▼
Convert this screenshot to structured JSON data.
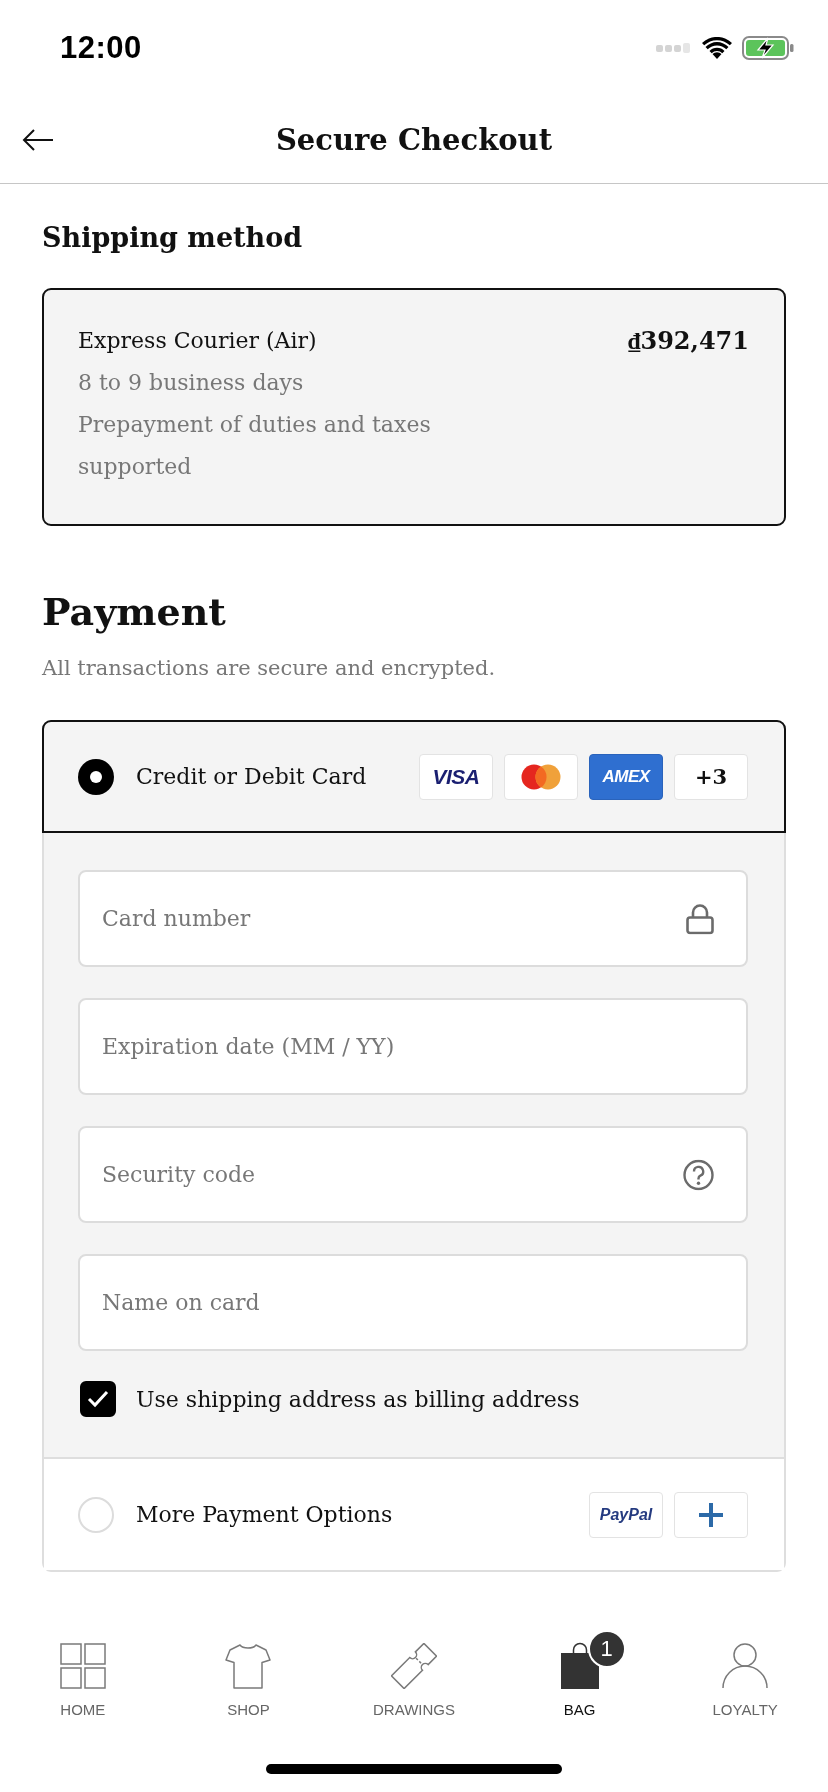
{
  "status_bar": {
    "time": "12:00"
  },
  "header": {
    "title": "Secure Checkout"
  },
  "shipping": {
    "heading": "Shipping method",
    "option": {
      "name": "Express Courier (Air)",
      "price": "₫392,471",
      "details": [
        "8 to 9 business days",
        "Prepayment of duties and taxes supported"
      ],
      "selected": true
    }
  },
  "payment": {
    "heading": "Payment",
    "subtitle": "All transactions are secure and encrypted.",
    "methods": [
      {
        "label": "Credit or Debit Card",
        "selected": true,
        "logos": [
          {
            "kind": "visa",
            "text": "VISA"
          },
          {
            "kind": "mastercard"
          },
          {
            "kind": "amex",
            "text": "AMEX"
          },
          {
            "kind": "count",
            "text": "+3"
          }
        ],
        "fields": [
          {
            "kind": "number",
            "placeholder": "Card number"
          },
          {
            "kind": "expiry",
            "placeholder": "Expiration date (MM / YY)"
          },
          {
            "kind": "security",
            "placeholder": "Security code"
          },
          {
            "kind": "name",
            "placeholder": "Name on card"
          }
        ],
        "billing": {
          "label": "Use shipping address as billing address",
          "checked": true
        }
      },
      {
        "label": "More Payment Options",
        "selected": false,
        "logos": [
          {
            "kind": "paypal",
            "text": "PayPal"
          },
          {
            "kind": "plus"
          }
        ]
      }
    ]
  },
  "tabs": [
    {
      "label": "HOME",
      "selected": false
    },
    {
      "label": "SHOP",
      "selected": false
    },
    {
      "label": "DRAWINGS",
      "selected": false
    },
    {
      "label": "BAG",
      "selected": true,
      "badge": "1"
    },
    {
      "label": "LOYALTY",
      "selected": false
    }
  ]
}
▲
▼
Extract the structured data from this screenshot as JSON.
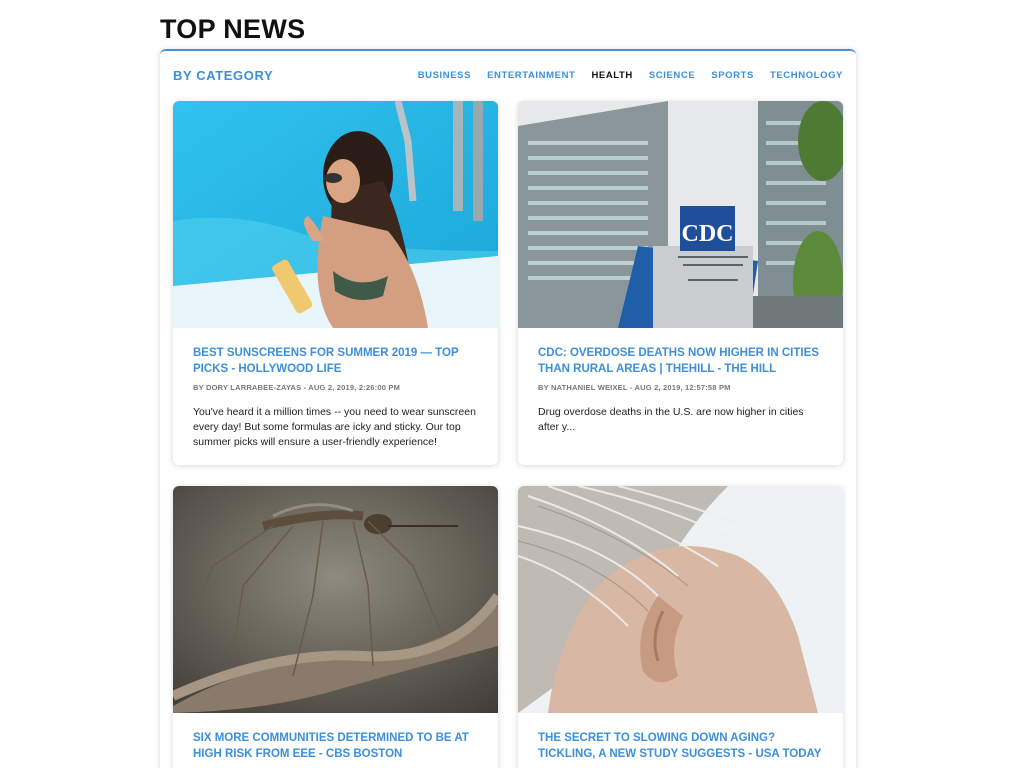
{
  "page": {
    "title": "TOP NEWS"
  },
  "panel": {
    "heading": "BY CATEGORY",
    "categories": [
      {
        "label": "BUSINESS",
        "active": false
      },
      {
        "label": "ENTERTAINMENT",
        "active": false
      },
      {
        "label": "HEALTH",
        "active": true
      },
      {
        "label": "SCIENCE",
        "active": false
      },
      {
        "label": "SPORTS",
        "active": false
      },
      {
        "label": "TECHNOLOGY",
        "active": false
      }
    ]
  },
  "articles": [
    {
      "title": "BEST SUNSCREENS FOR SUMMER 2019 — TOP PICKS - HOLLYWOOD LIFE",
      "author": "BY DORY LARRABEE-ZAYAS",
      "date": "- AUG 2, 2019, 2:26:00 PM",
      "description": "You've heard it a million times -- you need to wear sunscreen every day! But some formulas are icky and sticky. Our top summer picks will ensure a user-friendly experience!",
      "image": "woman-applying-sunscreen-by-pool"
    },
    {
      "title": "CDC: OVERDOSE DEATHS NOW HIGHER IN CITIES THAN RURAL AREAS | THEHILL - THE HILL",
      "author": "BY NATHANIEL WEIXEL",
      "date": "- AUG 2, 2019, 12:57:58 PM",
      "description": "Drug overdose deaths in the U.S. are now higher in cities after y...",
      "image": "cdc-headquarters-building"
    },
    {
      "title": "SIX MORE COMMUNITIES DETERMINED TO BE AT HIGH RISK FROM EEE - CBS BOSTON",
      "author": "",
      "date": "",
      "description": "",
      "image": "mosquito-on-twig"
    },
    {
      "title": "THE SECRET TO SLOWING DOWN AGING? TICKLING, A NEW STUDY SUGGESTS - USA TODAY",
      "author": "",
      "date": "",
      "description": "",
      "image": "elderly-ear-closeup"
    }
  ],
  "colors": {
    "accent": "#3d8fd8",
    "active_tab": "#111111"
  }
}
▲
▼
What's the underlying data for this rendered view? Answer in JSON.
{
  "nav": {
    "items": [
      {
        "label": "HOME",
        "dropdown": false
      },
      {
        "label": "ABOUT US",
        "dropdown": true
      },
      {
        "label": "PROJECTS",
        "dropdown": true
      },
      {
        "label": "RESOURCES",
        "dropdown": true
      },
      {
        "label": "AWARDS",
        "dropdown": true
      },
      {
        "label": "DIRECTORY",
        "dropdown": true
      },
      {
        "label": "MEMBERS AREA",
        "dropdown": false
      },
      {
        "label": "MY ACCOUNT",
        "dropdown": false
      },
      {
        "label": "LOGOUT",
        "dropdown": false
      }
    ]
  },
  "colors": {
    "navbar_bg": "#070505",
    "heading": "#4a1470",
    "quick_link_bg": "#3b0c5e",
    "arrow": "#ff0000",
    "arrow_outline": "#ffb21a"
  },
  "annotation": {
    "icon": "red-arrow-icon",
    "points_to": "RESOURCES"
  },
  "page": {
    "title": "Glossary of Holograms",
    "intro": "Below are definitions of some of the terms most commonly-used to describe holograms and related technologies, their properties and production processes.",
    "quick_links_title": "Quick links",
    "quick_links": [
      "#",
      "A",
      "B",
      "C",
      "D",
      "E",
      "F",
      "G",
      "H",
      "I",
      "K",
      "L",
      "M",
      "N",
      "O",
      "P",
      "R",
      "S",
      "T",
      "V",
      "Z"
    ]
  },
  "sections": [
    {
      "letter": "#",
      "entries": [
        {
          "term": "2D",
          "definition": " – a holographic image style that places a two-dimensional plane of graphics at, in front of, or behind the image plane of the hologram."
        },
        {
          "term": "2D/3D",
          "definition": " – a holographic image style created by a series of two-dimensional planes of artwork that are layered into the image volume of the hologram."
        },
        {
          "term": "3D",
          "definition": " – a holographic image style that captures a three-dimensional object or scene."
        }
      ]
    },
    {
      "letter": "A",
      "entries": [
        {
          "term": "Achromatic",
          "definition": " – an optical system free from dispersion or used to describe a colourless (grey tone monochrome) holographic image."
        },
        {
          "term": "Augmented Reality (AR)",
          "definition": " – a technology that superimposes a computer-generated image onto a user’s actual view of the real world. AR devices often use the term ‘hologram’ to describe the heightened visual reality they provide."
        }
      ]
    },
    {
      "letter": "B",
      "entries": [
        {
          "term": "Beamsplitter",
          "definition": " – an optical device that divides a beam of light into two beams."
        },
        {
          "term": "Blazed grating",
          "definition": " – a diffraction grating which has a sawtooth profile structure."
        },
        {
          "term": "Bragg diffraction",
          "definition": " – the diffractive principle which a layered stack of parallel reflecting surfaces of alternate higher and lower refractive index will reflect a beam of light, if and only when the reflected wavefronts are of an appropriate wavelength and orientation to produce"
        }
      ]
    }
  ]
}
▲
Pick out each line in the material containing "kind".

            "kind": "visa",
            "kind": "mastercard"
            "kind": "amex",
            "kind": "count",
            "kind": "number",
            "kind": "expiry",
            "kind": "security",
            "kind": "name",
            "kind": "paypal",
            "kind": "plus"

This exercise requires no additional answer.